◆ **Written request**: In the data, extract each line that holds the string "Your".

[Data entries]
# # # #

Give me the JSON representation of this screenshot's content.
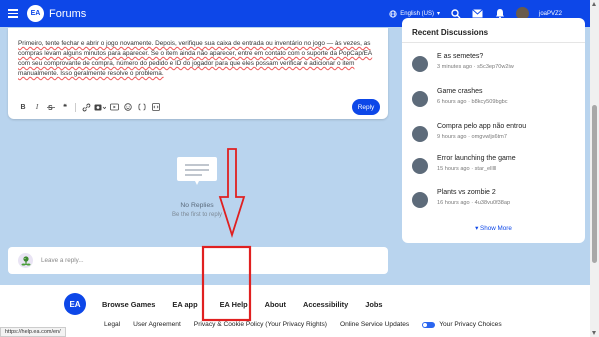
{
  "header": {
    "brand": "Forums",
    "logo_text": "EA",
    "language": "English (US)",
    "username": "joaPVZ2",
    "colors": {
      "primary": "#0d47e8"
    }
  },
  "editor": {
    "text": "Primeiro, tente fechar e abrir o jogo novamente. Depois, verifique sua caixa de entrada ou inventário no jogo — às vezes, as compras levam alguns minutos para aparecer. Se o item ainda não aparecer, entre em contato com o suporte da PopCap/EA com seu comprovante de compra, número do pedido e ID do jogador para que eles possam verificar e adicionar o item manualmente. Isso geralmente resolve o problema.",
    "toolbar": {
      "bold": "B",
      "italic": "I",
      "quote": "❝"
    },
    "reply_label": "Reply"
  },
  "no_replies": {
    "title": "No Replies",
    "subtitle": "Be the first to reply"
  },
  "leave_reply": {
    "placeholder": "Leave a reply..."
  },
  "sidebar": {
    "title": "Recent Discussions",
    "items": [
      {
        "title": "E as semetes?",
        "meta": "3 minutes ago · s5c3ep70w2iw"
      },
      {
        "title": "Game crashes",
        "meta": "6 hours ago · b8kcy509bgbc"
      },
      {
        "title": "Compra pelo app não entrou",
        "meta": "9 hours ago · omgvwljs6tm7"
      },
      {
        "title": "Error launching the game",
        "meta": "15 hours ago · star_elllll"
      },
      {
        "title": "Plants vs zombie 2",
        "meta": "16 hours ago · 4u38vu0f38ap"
      }
    ],
    "show_more": "Show More"
  },
  "footer": {
    "logo_text": "EA",
    "links": [
      "Browse Games",
      "EA app",
      "EA Help",
      "About",
      "Accessibility",
      "Jobs"
    ],
    "bottom_links": [
      "Legal",
      "User Agreement",
      "Privacy & Cookie Policy (Your Privacy Rights)",
      "Online Service Updates",
      "Your Privacy Choices"
    ]
  },
  "status_bar_url": "https://help.ea.com/en/"
}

# # # #

◆ **Right answer**:
      "Privacy & Cookie Policy (Your Privacy Rights)",
      "Your Privacy Choices"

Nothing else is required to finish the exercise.